[START]
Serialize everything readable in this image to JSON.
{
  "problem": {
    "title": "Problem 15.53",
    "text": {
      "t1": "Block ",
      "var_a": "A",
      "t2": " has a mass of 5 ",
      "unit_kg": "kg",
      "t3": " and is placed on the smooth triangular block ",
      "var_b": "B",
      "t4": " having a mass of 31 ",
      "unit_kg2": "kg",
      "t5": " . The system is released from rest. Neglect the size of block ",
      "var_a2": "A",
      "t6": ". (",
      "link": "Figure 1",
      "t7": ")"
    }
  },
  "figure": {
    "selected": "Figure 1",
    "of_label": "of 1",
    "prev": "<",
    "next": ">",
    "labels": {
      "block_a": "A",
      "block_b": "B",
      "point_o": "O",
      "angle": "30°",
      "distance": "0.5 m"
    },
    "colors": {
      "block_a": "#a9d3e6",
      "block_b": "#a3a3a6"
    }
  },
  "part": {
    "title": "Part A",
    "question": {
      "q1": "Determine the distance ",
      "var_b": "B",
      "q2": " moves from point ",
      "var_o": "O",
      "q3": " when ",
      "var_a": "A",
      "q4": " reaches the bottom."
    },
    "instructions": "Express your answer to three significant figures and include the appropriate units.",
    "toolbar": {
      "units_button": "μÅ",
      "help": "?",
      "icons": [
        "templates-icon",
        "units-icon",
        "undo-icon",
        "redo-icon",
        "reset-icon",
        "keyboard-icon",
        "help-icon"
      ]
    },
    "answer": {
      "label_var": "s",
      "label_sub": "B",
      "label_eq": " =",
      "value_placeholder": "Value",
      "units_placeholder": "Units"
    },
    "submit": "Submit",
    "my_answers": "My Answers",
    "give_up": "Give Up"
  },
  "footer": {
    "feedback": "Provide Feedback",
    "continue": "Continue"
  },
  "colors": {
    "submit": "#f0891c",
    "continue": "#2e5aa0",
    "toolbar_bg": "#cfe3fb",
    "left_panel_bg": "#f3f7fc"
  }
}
[END]
Output all of the data again. Match it exactly.

Serialize everything readable in this image to JSON.
{
  "problem": {
    "title": "Problem 15.53",
    "text": {
      "t1": "Block ",
      "var_a": "A",
      "t2": " has a mass of 5 ",
      "unit_kg": "kg",
      "t3": " and is placed on the smooth triangular block ",
      "var_b": "B",
      "t4": " having a mass of 31 ",
      "unit_kg2": "kg",
      "t5": " . The system is released from rest. Neglect the size of block ",
      "var_a2": "A",
      "t6": ". (",
      "link": "Figure 1",
      "t7": ")"
    }
  },
  "figure": {
    "selected": "Figure 1",
    "of_label": "of 1",
    "prev": "<",
    "next": ">",
    "labels": {
      "block_a": "A",
      "block_b": "B",
      "point_o": "O",
      "angle": "30°",
      "distance": "0.5 m"
    },
    "colors": {
      "block_a": "#a9d3e6",
      "block_b": "#a3a3a6"
    }
  },
  "part": {
    "title": "Part A",
    "question": {
      "q1": "Determine the distance ",
      "var_b": "B",
      "q2": " moves from point ",
      "var_o": "O",
      "q3": " when ",
      "var_a": "A",
      "q4": " reaches the bottom."
    },
    "instructions": "Express your answer to three significant figures and include the appropriate units.",
    "toolbar": {
      "units_button": "μÅ",
      "help": "?",
      "icons": [
        "templates-icon",
        "units-icon",
        "undo-icon",
        "redo-icon",
        "reset-icon",
        "keyboard-icon",
        "help-icon"
      ]
    },
    "answer": {
      "label_var": "s",
      "label_sub": "B",
      "label_eq": " =",
      "value_placeholder": "Value",
      "units_placeholder": "Units"
    },
    "submit": "Submit",
    "my_answers": "My Answers",
    "give_up": "Give Up"
  },
  "footer": {
    "feedback": "Provide Feedback",
    "continue": "Continue"
  },
  "colors": {
    "submit": "#f0891c",
    "continue": "#2e5aa0",
    "toolbar_bg": "#cfe3fb",
    "left_panel_bg": "#f3f7fc"
  }
}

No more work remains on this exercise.